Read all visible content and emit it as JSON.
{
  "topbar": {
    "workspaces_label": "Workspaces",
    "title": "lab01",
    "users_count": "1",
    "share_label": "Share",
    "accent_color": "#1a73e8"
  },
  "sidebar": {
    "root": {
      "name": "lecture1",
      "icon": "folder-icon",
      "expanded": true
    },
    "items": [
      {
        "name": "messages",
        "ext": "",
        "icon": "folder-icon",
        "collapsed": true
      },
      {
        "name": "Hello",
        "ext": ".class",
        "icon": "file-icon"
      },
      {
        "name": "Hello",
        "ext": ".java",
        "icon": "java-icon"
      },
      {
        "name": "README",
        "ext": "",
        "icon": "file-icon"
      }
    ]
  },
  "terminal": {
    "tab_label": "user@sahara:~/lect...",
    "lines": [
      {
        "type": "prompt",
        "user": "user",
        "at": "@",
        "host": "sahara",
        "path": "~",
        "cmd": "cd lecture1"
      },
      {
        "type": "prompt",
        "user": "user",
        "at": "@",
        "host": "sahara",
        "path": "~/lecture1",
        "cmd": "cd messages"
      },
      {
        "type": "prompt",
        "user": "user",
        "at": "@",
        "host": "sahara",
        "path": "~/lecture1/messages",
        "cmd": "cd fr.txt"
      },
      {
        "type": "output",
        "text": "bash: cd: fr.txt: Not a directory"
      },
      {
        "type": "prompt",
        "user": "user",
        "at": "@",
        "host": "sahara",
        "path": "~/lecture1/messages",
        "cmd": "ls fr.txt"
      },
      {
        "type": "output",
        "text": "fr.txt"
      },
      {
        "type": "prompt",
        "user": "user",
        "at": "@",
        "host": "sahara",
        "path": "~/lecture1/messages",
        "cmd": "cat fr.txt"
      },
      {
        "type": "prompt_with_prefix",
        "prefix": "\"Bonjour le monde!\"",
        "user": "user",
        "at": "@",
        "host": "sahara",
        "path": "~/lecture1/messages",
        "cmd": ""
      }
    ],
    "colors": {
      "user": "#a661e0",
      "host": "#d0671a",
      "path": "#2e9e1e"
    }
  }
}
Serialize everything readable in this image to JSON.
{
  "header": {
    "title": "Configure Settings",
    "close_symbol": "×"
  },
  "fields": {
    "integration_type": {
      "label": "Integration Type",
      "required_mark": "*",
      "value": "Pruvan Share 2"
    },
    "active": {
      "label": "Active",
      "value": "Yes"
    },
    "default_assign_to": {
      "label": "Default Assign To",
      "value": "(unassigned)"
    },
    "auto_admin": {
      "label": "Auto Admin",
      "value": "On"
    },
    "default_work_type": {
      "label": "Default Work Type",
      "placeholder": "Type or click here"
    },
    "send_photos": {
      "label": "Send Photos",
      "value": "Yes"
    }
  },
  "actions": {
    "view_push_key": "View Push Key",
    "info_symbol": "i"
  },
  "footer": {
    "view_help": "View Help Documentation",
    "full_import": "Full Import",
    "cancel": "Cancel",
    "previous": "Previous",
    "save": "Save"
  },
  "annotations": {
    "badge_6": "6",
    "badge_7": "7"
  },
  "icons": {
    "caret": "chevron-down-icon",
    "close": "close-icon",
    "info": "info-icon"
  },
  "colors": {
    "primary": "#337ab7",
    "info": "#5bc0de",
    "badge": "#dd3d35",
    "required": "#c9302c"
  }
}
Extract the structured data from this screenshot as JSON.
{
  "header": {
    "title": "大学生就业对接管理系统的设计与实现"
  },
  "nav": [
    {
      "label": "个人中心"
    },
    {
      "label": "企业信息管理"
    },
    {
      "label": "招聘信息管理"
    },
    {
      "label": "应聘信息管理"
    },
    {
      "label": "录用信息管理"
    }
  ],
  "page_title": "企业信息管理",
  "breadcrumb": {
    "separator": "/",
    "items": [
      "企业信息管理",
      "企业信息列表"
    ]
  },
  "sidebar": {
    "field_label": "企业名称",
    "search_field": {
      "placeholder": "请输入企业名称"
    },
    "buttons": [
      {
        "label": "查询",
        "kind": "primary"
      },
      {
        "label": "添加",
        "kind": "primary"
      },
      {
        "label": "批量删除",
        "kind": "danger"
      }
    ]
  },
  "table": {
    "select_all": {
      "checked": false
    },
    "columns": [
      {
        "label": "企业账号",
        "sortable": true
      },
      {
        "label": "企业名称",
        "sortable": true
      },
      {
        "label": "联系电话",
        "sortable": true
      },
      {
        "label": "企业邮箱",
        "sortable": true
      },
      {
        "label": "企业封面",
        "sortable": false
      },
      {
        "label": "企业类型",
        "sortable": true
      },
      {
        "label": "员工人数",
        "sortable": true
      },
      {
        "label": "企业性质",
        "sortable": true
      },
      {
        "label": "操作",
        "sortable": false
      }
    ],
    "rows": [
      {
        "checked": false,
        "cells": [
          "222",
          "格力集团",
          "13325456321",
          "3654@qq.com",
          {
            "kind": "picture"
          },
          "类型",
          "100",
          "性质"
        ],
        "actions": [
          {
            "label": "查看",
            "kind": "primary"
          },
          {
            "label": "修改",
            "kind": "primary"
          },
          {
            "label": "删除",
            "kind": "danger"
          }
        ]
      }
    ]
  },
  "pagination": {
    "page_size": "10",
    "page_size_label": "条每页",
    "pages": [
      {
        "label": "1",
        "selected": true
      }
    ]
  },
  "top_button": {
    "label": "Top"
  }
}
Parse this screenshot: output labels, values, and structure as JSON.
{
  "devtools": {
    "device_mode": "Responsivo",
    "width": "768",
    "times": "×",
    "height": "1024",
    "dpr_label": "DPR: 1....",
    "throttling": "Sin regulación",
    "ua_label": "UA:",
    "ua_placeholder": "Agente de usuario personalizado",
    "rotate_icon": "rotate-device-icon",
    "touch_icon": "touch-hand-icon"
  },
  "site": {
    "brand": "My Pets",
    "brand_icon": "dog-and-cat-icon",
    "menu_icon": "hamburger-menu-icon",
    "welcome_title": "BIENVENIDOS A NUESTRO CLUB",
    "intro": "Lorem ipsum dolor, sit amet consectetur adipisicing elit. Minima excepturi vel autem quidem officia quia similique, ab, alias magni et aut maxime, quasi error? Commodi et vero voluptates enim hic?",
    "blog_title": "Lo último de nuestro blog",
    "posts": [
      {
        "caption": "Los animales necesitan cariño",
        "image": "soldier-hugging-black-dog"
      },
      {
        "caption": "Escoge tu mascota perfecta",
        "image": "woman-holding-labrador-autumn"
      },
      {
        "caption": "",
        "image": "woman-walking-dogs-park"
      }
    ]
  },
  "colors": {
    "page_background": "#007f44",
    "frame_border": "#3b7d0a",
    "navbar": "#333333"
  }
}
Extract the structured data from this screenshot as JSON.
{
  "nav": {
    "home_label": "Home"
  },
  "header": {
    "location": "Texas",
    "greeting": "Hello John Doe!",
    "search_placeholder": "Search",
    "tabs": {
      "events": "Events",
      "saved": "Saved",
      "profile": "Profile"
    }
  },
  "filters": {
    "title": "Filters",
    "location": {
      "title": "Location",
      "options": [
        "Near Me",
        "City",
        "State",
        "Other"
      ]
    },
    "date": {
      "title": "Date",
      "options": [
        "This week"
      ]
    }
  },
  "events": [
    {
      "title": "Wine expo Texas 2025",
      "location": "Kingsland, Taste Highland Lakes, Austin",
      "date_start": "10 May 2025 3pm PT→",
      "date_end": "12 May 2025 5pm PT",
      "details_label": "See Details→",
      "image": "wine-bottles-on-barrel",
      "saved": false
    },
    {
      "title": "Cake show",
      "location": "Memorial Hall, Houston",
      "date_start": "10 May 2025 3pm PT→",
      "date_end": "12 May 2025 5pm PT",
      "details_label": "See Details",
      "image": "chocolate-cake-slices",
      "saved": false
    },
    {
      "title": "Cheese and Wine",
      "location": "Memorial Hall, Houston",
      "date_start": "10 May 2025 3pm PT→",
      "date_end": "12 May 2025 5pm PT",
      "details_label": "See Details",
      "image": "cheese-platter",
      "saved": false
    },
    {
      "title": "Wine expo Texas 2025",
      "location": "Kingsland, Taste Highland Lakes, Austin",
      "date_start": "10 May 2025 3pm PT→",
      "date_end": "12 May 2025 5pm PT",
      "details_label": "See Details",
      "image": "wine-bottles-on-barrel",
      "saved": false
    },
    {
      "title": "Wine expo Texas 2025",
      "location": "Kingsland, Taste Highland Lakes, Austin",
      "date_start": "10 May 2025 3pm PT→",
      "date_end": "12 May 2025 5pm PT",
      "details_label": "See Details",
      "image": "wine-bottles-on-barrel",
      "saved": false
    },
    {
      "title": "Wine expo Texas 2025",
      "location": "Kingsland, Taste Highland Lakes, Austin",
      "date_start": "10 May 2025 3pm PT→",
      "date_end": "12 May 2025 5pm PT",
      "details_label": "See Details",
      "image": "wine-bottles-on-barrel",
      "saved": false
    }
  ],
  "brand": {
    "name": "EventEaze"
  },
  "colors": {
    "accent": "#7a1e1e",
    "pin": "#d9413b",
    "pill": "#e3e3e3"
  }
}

+++

WHAT YOU NEED TO DO ->
Say the number of lines in the records above that include the string "企业信息管理", and no more.

FINAL RESULT ->
3